Saved entries
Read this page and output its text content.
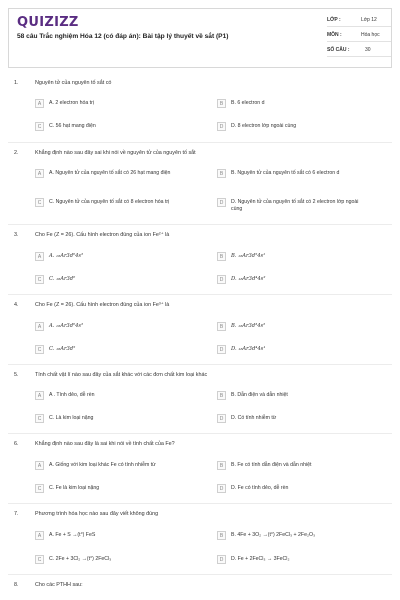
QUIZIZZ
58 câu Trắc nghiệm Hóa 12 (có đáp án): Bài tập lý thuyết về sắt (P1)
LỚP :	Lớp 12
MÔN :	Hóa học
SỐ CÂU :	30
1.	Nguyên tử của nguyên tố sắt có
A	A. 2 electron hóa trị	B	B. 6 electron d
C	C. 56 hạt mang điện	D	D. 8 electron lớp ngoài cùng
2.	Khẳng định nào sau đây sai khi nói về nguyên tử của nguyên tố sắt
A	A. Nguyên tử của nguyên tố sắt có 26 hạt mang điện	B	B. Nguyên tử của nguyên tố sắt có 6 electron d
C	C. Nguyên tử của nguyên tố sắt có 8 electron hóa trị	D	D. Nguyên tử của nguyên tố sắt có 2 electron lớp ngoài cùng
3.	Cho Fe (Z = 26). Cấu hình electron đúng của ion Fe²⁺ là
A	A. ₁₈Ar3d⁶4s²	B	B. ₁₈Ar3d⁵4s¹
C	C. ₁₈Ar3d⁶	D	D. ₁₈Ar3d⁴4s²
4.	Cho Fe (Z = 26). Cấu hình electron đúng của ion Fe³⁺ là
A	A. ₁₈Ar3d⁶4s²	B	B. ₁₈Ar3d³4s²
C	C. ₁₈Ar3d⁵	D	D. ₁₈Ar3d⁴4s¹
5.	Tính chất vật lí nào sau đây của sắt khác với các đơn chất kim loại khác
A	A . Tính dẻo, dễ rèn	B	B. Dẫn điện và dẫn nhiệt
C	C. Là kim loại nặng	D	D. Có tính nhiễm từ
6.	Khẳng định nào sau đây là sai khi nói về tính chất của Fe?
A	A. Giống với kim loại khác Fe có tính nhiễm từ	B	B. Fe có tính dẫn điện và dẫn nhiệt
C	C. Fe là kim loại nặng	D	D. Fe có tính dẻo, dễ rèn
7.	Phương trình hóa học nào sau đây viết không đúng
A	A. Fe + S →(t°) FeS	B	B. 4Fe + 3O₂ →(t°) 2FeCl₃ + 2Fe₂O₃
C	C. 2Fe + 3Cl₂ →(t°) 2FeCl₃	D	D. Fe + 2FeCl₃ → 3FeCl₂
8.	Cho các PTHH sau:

Problem requirements
All the records above need to be given again word for word. Skip the pictures.

Result for this task
Read this page and output its text content.
QUIZIZZ
58 câu Trắc nghiệm Hóa 12 (có đáp án): Bài tập lý thuyết về sắt (P1)
LỚP :	Lớp 12
MÔN :	Hóa học
SỐ CÂU :	30
1.	Nguyên tử của nguyên tố sắt có
A	A. 2 electron hóa trị	B	B. 6 electron d
C	C. 56 hạt mang điện	D	D. 8 electron lớp ngoài cùng
2.	Khẳng định nào sau đây sai khi nói về nguyên tử của nguyên tố sắt
A	A. Nguyên tử của nguyên tố sắt có 26 hạt mang điện	B	B. Nguyên tử của nguyên tố sắt có 6 electron d
C	C. Nguyên tử của nguyên tố sắt có 8 electron hóa trị	D	D. Nguyên tử của nguyên tố sắt có 2 electron lớp ngoài cùng
3.	Cho Fe (Z = 26). Cấu hình electron đúng của ion Fe²⁺ là
A	A. ₁₈Ar3d⁶4s²	B	B. ₁₈Ar3d⁵4s¹
C	C. ₁₈Ar3d⁶	D	D. ₁₈Ar3d⁴4s²
4.	Cho Fe (Z = 26). Cấu hình electron đúng của ion Fe³⁺ là
A	A. ₁₈Ar3d⁶4s²	B	B. ₁₈Ar3d³4s²
C	C. ₁₈Ar3d⁵	D	D. ₁₈Ar3d⁴4s¹
5.	Tính chất vật lí nào sau đây của sắt khác với các đơn chất kim loại khác
A	A . Tính dẻo, dễ rèn	B	B. Dẫn điện và dẫn nhiệt
C	C. Là kim loại nặng	D	D. Có tính nhiễm từ
6.	Khẳng định nào sau đây là sai khi nói về tính chất của Fe?
A	A. Giống với kim loại khác Fe có tính nhiễm từ	B	B. Fe có tính dẫn điện và dẫn nhiệt
C	C. Fe là kim loại nặng	D	D. Fe có tính dẻo, dễ rèn
7.	Phương trình hóa học nào sau đây viết không đúng
A	A. Fe + S →(t°) FeS	B	B. 4Fe + 3O₂ →(t°) 2FeCl₃ + 2Fe₂O₃
C	C. 2Fe + 3Cl₂ →(t°) 2FeCl₃	D	D. Fe + 2FeCl₃ → 3FeCl₂
8.	Cho các PTHH sau:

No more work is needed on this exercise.